Task to complete: Quote the whole listing word for word. Do not include the pictures.

Extracted entries:

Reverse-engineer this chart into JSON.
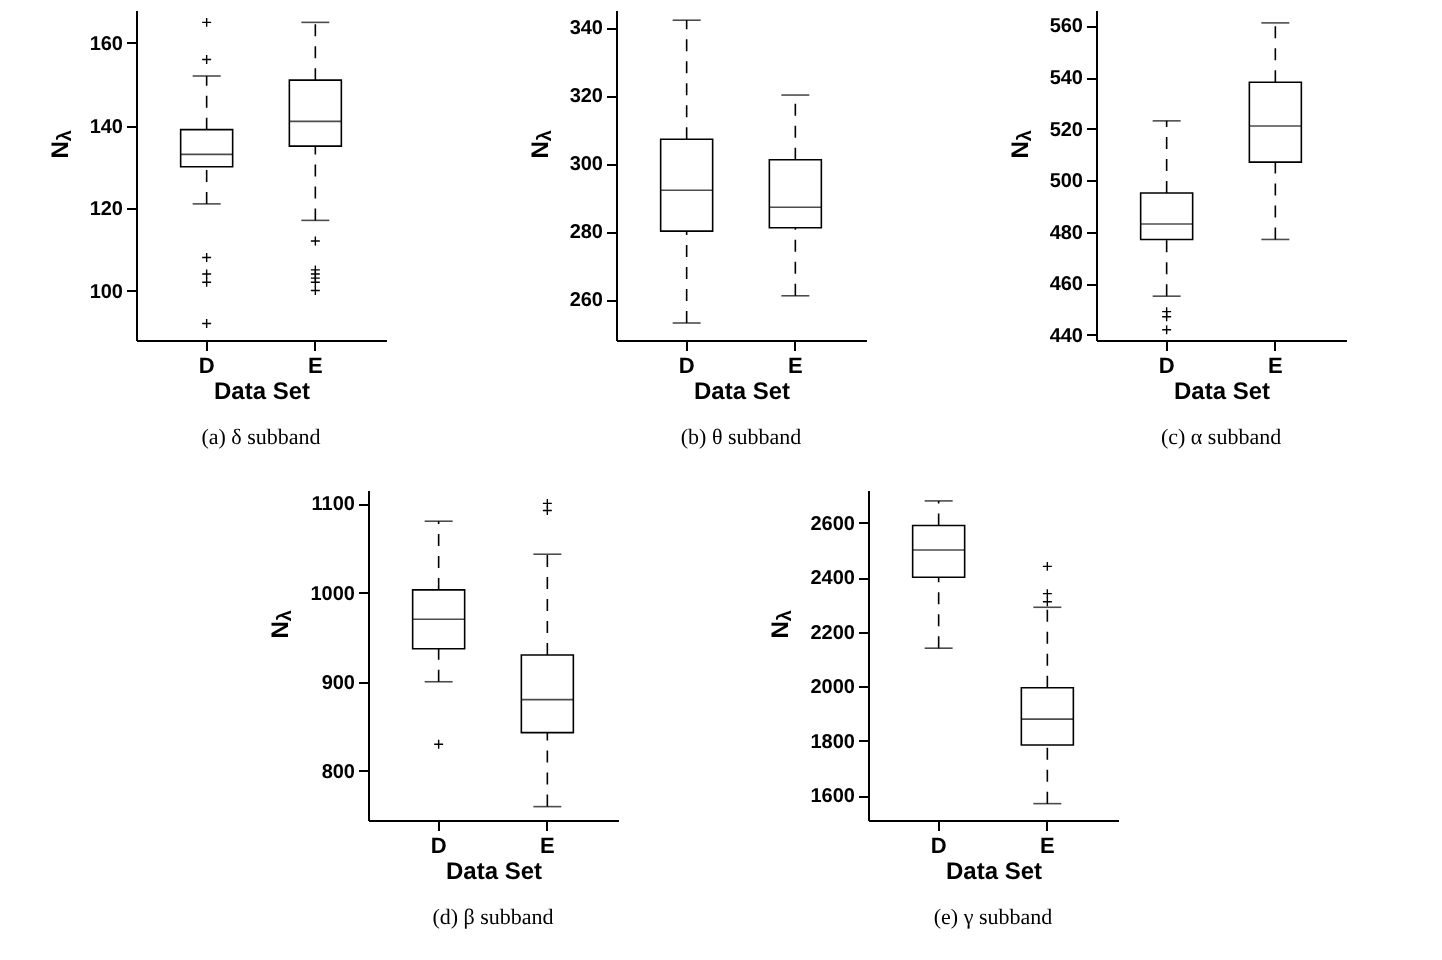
{
  "chart_data": [
    {
      "type": "box",
      "title": "(a) δ subband",
      "xlabel": "Data Set",
      "ylabel": "N$_{λ}$",
      "categories": [
        "D",
        "E"
      ],
      "ylim": [
        88,
        168
      ],
      "yticks": [
        100,
        120,
        140,
        160
      ],
      "boxes": [
        {
          "low": 121,
          "q1": 130,
          "median": 133,
          "q3": 139,
          "high": 152,
          "outliers": [
            165,
            156,
            108,
            104,
            102,
            92
          ]
        },
        {
          "low": 117,
          "q1": 135,
          "median": 141,
          "q3": 151,
          "high": 165,
          "outliers": [
            112,
            105,
            104,
            103,
            102,
            100
          ]
        }
      ]
    },
    {
      "type": "box",
      "title": "(b) θ subband",
      "xlabel": "Data Set",
      "ylabel": "N$_{λ}$",
      "categories": [
        "D",
        "E"
      ],
      "ylim": [
        248,
        345
      ],
      "yticks": [
        260,
        280,
        300,
        320,
        340
      ],
      "boxes": [
        {
          "low": 253,
          "q1": 280,
          "median": 292,
          "q3": 307,
          "high": 342
        },
        {
          "low": 261,
          "q1": 281,
          "median": 287,
          "q3": 301,
          "high": 320
        }
      ]
    },
    {
      "type": "box",
      "title": "(c) α subband",
      "xlabel": "Data Set",
      "ylabel": "N$_{λ}$",
      "categories": [
        "D",
        "E"
      ],
      "ylim": [
        438,
        566
      ],
      "yticks": [
        440,
        460,
        480,
        500,
        520,
        540,
        560
      ],
      "boxes": [
        {
          "low": 455,
          "q1": 477,
          "median": 483,
          "q3": 495,
          "high": 523,
          "outliers": [
            449,
            447,
            442
          ]
        },
        {
          "low": 477,
          "q1": 507,
          "median": 521,
          "q3": 538,
          "high": 561
        }
      ]
    },
    {
      "type": "box",
      "title": "(d) β subband",
      "xlabel": "Data Set",
      "ylabel": "N$_{λ}$",
      "categories": [
        "D",
        "E"
      ],
      "ylim": [
        745,
        1115
      ],
      "yticks": [
        800,
        900,
        1000,
        1100
      ],
      "boxes": [
        {
          "low": 900,
          "q1": 937,
          "median": 970,
          "q3": 1003,
          "high": 1080,
          "outliers": [
            830
          ]
        },
        {
          "low": 760,
          "q1": 843,
          "median": 880,
          "q3": 930,
          "high": 1043,
          "outliers": [
            1100,
            1092
          ]
        }
      ]
    },
    {
      "type": "box",
      "title": "(e) γ subband",
      "xlabel": "Data Set",
      "ylabel": "N$_{λ}$",
      "categories": [
        "D",
        "E"
      ],
      "ylim": [
        1510,
        2720
      ],
      "yticks": [
        1600,
        1800,
        2000,
        2200,
        2400,
        2600
      ],
      "boxes": [
        {
          "low": 2140,
          "q1": 2400,
          "median": 2500,
          "q3": 2590,
          "high": 2680
        },
        {
          "low": 1570,
          "q1": 1785,
          "median": 1880,
          "q3": 1995,
          "high": 2290,
          "outliers": [
            2440,
            2340,
            2310
          ]
        }
      ]
    }
  ]
}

Output for this task:
Reverse-engineer this chart into JSON.
{
  "chart_data": [
    {
      "type": "box",
      "title": "(a) δ subband",
      "xlabel": "Data Set",
      "ylabel": "N$_{λ}$",
      "categories": [
        "D",
        "E"
      ],
      "ylim": [
        88,
        168
      ],
      "yticks": [
        100,
        120,
        140,
        160
      ],
      "boxes": [
        {
          "low": 121,
          "q1": 130,
          "median": 133,
          "q3": 139,
          "high": 152,
          "outliers": [
            165,
            156,
            108,
            104,
            102,
            92
          ]
        },
        {
          "low": 117,
          "q1": 135,
          "median": 141,
          "q3": 151,
          "high": 165,
          "outliers": [
            112,
            105,
            104,
            103,
            102,
            100
          ]
        }
      ]
    },
    {
      "type": "box",
      "title": "(b) θ subband",
      "xlabel": "Data Set",
      "ylabel": "N$_{λ}$",
      "categories": [
        "D",
        "E"
      ],
      "ylim": [
        248,
        345
      ],
      "yticks": [
        260,
        280,
        300,
        320,
        340
      ],
      "boxes": [
        {
          "low": 253,
          "q1": 280,
          "median": 292,
          "q3": 307,
          "high": 342
        },
        {
          "low": 261,
          "q1": 281,
          "median": 287,
          "q3": 301,
          "high": 320
        }
      ]
    },
    {
      "type": "box",
      "title": "(c) α subband",
      "xlabel": "Data Set",
      "ylabel": "N$_{λ}$",
      "categories": [
        "D",
        "E"
      ],
      "ylim": [
        438,
        566
      ],
      "yticks": [
        440,
        460,
        480,
        500,
        520,
        540,
        560
      ],
      "boxes": [
        {
          "low": 455,
          "q1": 477,
          "median": 483,
          "q3": 495,
          "high": 523,
          "outliers": [
            449,
            447,
            442
          ]
        },
        {
          "low": 477,
          "q1": 507,
          "median": 521,
          "q3": 538,
          "high": 561
        }
      ]
    },
    {
      "type": "box",
      "title": "(d) β subband",
      "xlabel": "Data Set",
      "ylabel": "N$_{λ}$",
      "categories": [
        "D",
        "E"
      ],
      "ylim": [
        745,
        1115
      ],
      "yticks": [
        800,
        900,
        1000,
        1100
      ],
      "boxes": [
        {
          "low": 900,
          "q1": 937,
          "median": 970,
          "q3": 1003,
          "high": 1080,
          "outliers": [
            830
          ]
        },
        {
          "low": 760,
          "q1": 843,
          "median": 880,
          "q3": 930,
          "high": 1043,
          "outliers": [
            1100,
            1092
          ]
        }
      ]
    },
    {
      "type": "box",
      "title": "(e) γ subband",
      "xlabel": "Data Set",
      "ylabel": "N$_{λ}$",
      "categories": [
        "D",
        "E"
      ],
      "ylim": [
        1510,
        2720
      ],
      "yticks": [
        1600,
        1800,
        2000,
        2200,
        2400,
        2600
      ],
      "boxes": [
        {
          "low": 2140,
          "q1": 2400,
          "median": 2500,
          "q3": 2590,
          "high": 2680
        },
        {
          "low": 1570,
          "q1": 1785,
          "median": 1880,
          "q3": 1995,
          "high": 2290,
          "outliers": [
            2440,
            2340,
            2310
          ]
        }
      ]
    }
  ]
}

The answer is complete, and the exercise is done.